RECORD EXTRACTS.
==================================================

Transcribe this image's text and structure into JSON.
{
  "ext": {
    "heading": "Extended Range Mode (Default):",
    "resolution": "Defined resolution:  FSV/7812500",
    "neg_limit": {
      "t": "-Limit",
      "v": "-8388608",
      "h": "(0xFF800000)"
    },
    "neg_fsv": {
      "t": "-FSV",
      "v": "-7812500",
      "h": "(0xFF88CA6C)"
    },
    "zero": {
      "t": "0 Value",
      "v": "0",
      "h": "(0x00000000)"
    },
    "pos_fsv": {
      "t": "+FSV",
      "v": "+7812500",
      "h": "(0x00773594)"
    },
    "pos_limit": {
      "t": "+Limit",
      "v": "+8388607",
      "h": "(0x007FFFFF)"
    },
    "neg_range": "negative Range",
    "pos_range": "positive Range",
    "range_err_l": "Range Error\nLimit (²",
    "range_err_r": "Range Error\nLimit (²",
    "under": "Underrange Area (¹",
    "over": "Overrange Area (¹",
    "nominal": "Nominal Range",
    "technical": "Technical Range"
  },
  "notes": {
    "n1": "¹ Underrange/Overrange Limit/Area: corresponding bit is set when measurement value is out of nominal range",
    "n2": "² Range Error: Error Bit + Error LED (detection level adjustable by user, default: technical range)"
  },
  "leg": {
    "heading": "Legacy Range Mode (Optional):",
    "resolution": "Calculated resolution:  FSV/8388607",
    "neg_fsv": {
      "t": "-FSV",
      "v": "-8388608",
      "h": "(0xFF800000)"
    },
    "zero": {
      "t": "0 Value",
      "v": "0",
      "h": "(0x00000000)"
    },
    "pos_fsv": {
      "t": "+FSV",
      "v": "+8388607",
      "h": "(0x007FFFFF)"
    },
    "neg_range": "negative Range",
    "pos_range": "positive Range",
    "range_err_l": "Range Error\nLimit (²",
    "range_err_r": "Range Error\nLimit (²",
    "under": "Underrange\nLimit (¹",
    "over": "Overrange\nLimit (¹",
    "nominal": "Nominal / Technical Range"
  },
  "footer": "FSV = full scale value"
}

==================================================

SET PROBLEM. Extract all of the material exactly as it is written.

OUTPUT FOR THIS TASK.
Transcribe this image's text and structure into JSON.
{
  "ext": {
    "heading": "Extended Range Mode (Default):",
    "resolution": "Defined resolution:  FSV/7812500",
    "neg_limit": {
      "t": "-Limit",
      "v": "-8388608",
      "h": "(0xFF800000)"
    },
    "neg_fsv": {
      "t": "-FSV",
      "v": "-7812500",
      "h": "(0xFF88CA6C)"
    },
    "zero": {
      "t": "0 Value",
      "v": "0",
      "h": "(0x00000000)"
    },
    "pos_fsv": {
      "t": "+FSV",
      "v": "+7812500",
      "h": "(0x00773594)"
    },
    "pos_limit": {
      "t": "+Limit",
      "v": "+8388607",
      "h": "(0x007FFFFF)"
    },
    "neg_range": "negative Range",
    "pos_range": "positive Range",
    "range_err_l": "Range Error\nLimit (²",
    "range_err_r": "Range Error\nLimit (²",
    "under": "Underrange Area (¹",
    "over": "Overrange Area (¹",
    "nominal": "Nominal Range",
    "technical": "Technical Range"
  },
  "notes": {
    "n1": "¹ Underrange/Overrange Limit/Area: corresponding bit is set when measurement value is out of nominal range",
    "n2": "² Range Error: Error Bit + Error LED (detection level adjustable by user, default: technical range)"
  },
  "leg": {
    "heading": "Legacy Range Mode (Optional):",
    "resolution": "Calculated resolution:  FSV/8388607",
    "neg_fsv": {
      "t": "-FSV",
      "v": "-8388608",
      "h": "(0xFF800000)"
    },
    "zero": {
      "t": "0 Value",
      "v": "0",
      "h": "(0x00000000)"
    },
    "pos_fsv": {
      "t": "+FSV",
      "v": "+8388607",
      "h": "(0x007FFFFF)"
    },
    "neg_range": "negative Range",
    "pos_range": "positive Range",
    "range_err_l": "Range Error\nLimit (²",
    "range_err_r": "Range Error\nLimit (²",
    "under": "Underrange\nLimit (¹",
    "over": "Overrange\nLimit (¹",
    "nominal": "Nominal / Technical Range"
  },
  "footer": "FSV = full scale value"
}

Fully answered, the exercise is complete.